#### YOUR GOAL:
Your task is to give the data again, exactly, with every line intact.

Begin ENTRIES SHOWN

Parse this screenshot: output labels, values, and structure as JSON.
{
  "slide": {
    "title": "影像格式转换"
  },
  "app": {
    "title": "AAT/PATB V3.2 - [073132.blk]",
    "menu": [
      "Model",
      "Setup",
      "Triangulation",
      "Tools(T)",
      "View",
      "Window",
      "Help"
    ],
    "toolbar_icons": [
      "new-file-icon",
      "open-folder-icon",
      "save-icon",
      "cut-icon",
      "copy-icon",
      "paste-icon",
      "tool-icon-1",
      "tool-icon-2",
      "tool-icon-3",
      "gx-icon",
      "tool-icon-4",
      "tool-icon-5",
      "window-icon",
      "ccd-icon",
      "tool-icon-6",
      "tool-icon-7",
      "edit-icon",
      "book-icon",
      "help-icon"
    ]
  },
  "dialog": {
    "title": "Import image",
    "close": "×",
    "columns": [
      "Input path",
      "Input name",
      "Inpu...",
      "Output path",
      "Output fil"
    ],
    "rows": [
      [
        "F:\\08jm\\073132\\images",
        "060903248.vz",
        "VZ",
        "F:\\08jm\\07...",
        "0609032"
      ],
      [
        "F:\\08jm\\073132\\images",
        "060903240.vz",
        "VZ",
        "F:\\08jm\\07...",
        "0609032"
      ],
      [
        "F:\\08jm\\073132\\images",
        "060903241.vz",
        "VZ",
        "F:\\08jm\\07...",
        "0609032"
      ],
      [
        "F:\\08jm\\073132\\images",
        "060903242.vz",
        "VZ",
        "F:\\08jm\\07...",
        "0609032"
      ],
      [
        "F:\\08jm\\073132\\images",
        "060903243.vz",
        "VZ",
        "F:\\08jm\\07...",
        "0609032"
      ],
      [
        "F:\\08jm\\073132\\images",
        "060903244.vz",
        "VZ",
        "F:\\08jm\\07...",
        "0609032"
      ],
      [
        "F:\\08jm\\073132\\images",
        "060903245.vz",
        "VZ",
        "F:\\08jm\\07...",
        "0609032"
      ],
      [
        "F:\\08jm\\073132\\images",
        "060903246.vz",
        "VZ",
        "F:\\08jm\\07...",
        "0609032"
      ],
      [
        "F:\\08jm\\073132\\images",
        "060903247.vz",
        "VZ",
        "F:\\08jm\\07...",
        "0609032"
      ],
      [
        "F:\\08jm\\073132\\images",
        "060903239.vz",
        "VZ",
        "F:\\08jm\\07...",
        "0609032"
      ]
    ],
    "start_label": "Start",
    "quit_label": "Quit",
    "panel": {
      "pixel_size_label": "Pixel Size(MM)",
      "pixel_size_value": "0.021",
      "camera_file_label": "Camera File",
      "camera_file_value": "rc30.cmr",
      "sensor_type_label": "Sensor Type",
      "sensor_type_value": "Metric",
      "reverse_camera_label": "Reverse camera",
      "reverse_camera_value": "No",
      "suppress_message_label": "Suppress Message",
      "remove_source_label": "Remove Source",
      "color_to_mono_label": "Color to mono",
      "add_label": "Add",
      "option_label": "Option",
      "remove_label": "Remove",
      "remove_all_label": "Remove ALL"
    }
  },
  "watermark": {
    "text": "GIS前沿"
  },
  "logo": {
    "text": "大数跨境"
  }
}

End ENTRIES SHOWN

#### SOLUTION:
Parse this screenshot: output labels, values, and structure as JSON.
{
  "slide": {
    "title": "影像格式转换"
  },
  "app": {
    "title": "AAT/PATB V3.2 - [073132.blk]",
    "menu": [
      "Model",
      "Setup",
      "Triangulation",
      "Tools(T)",
      "View",
      "Window",
      "Help"
    ],
    "toolbar_icons": [
      "new-file-icon",
      "open-folder-icon",
      "save-icon",
      "cut-icon",
      "copy-icon",
      "paste-icon",
      "tool-icon-1",
      "tool-icon-2",
      "tool-icon-3",
      "gx-icon",
      "tool-icon-4",
      "tool-icon-5",
      "window-icon",
      "ccd-icon",
      "tool-icon-6",
      "tool-icon-7",
      "edit-icon",
      "book-icon",
      "help-icon"
    ]
  },
  "dialog": {
    "title": "Import image",
    "close": "×",
    "columns": [
      "Input path",
      "Input name",
      "Inpu...",
      "Output path",
      "Output fil"
    ],
    "rows": [
      [
        "F:\\08jm\\073132\\images",
        "060903248.vz",
        "VZ",
        "F:\\08jm\\07...",
        "0609032"
      ],
      [
        "F:\\08jm\\073132\\images",
        "060903240.vz",
        "VZ",
        "F:\\08jm\\07...",
        "0609032"
      ],
      [
        "F:\\08jm\\073132\\images",
        "060903241.vz",
        "VZ",
        "F:\\08jm\\07...",
        "0609032"
      ],
      [
        "F:\\08jm\\073132\\images",
        "060903242.vz",
        "VZ",
        "F:\\08jm\\07...",
        "0609032"
      ],
      [
        "F:\\08jm\\073132\\images",
        "060903243.vz",
        "VZ",
        "F:\\08jm\\07...",
        "0609032"
      ],
      [
        "F:\\08jm\\073132\\images",
        "060903244.vz",
        "VZ",
        "F:\\08jm\\07...",
        "0609032"
      ],
      [
        "F:\\08jm\\073132\\images",
        "060903245.vz",
        "VZ",
        "F:\\08jm\\07...",
        "0609032"
      ],
      [
        "F:\\08jm\\073132\\images",
        "060903246.vz",
        "VZ",
        "F:\\08jm\\07...",
        "0609032"
      ],
      [
        "F:\\08jm\\073132\\images",
        "060903247.vz",
        "VZ",
        "F:\\08jm\\07...",
        "0609032"
      ],
      [
        "F:\\08jm\\073132\\images",
        "060903239.vz",
        "VZ",
        "F:\\08jm\\07...",
        "0609032"
      ]
    ],
    "start_label": "Start",
    "quit_label": "Quit",
    "panel": {
      "pixel_size_label": "Pixel Size(MM)",
      "pixel_size_value": "0.021",
      "camera_file_label": "Camera File",
      "camera_file_value": "rc30.cmr",
      "sensor_type_label": "Sensor Type",
      "sensor_type_value": "Metric",
      "reverse_camera_label": "Reverse camera",
      "reverse_camera_value": "No",
      "suppress_message_label": "Suppress Message",
      "remove_source_label": "Remove Source",
      "color_to_mono_label": "Color to mono",
      "add_label": "Add",
      "option_label": "Option",
      "remove_label": "Remove",
      "remove_all_label": "Remove ALL"
    }
  },
  "watermark": {
    "text": "GIS前沿"
  },
  "logo": {
    "text": "大数跨境"
  }
}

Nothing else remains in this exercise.